**TASK REQUIREMENTS:** Locate every line in the material below that has the word "Ternary". Copy each of those lines.

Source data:

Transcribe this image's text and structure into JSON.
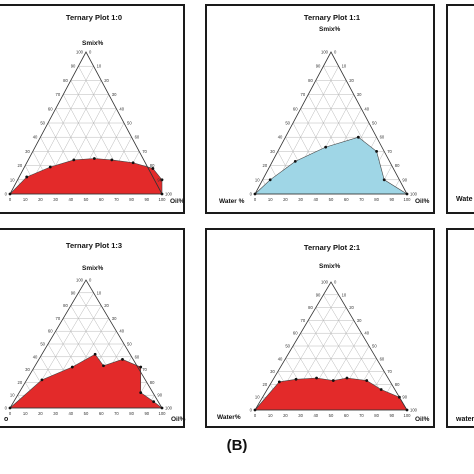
{
  "figure_label": "(B)",
  "right_edge_labels": [
    "Wate",
    "water"
  ],
  "left_edge_labels": [
    "o"
  ],
  "colors": {
    "red_fill": "#e32a2a",
    "blue_fill": "#9fd6e6",
    "frame": "#1a1a1a"
  },
  "chart_data": [
    {
      "type": "area",
      "title": "Ternary Plot 1:0",
      "labels": {
        "top": "Smix%",
        "left": "",
        "right": "Oil%"
      },
      "fill": "red",
      "ticks": [
        "0",
        "10",
        "20",
        "30",
        "40",
        "50",
        "60",
        "70",
        "80",
        "90",
        "100"
      ],
      "boundary": [
        {
          "oil": 100,
          "smix": 0
        },
        {
          "oil": 95,
          "smix": 10
        },
        {
          "oil": 85,
          "smix": 18
        },
        {
          "oil": 70,
          "smix": 22
        },
        {
          "oil": 55,
          "smix": 24
        },
        {
          "oil": 43,
          "smix": 25
        },
        {
          "oil": 30,
          "smix": 24
        },
        {
          "oil": 17,
          "smix": 19
        },
        {
          "oil": 5,
          "smix": 12
        },
        {
          "oil": 0,
          "smix": 0
        }
      ]
    },
    {
      "type": "area",
      "title": "Ternary Plot 1:1",
      "labels": {
        "top": "Smix%",
        "left": "Water %",
        "right": "Oil%"
      },
      "fill": "blue",
      "ticks": [
        "0",
        "10",
        "20",
        "30",
        "40",
        "50",
        "60",
        "70",
        "80",
        "90",
        "100"
      ],
      "boundary": [
        {
          "oil": 100,
          "smix": 0
        },
        {
          "oil": 80,
          "smix": 10
        },
        {
          "oil": 65,
          "smix": 30
        },
        {
          "oil": 48,
          "smix": 40
        },
        {
          "oil": 30,
          "smix": 33
        },
        {
          "oil": 15,
          "smix": 23
        },
        {
          "oil": 5,
          "smix": 10
        },
        {
          "oil": 0,
          "smix": 0
        }
      ]
    },
    {
      "type": "area",
      "title": "Ternary Plot 1:3",
      "labels": {
        "top": "Smix%",
        "left": "",
        "right": "Oil%"
      },
      "fill": "red",
      "ticks": [
        "0",
        "10",
        "20",
        "30",
        "40",
        "50",
        "60",
        "70",
        "80",
        "90",
        "100"
      ],
      "boundary": [
        {
          "oil": 100,
          "smix": 0
        },
        {
          "oil": 92,
          "smix": 5
        },
        {
          "oil": 80,
          "smix": 12
        },
        {
          "oil": 70,
          "smix": 32
        },
        {
          "oil": 55,
          "smix": 38
        },
        {
          "oil": 45,
          "smix": 33
        },
        {
          "oil": 35,
          "smix": 42
        },
        {
          "oil": 25,
          "smix": 32
        },
        {
          "oil": 10,
          "smix": 22
        },
        {
          "oil": 0,
          "smix": 0
        }
      ]
    },
    {
      "type": "area",
      "title": "Ternary Plot 2:1",
      "labels": {
        "top": "Smix%",
        "left": "Water%",
        "right": "Oil%"
      },
      "fill": "red",
      "ticks": [
        "0",
        "10",
        "20",
        "30",
        "40",
        "50",
        "60",
        "70",
        "80",
        "90",
        "100"
      ],
      "boundary": [
        {
          "oil": 100,
          "smix": 0
        },
        {
          "oil": 90,
          "smix": 10
        },
        {
          "oil": 75,
          "smix": 16
        },
        {
          "oil": 62,
          "smix": 23
        },
        {
          "oil": 48,
          "smix": 25
        },
        {
          "oil": 40,
          "smix": 23
        },
        {
          "oil": 28,
          "smix": 25
        },
        {
          "oil": 15,
          "smix": 24
        },
        {
          "oil": 5,
          "smix": 22
        },
        {
          "oil": 0,
          "smix": 0
        }
      ]
    }
  ]
}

**OUTPUT FOR THIS EXERCISE:**
      "title": "Ternary Plot 1:0",
      "title": "Ternary Plot 1:1",
      "title": "Ternary Plot 1:3",
      "title": "Ternary Plot 2:1",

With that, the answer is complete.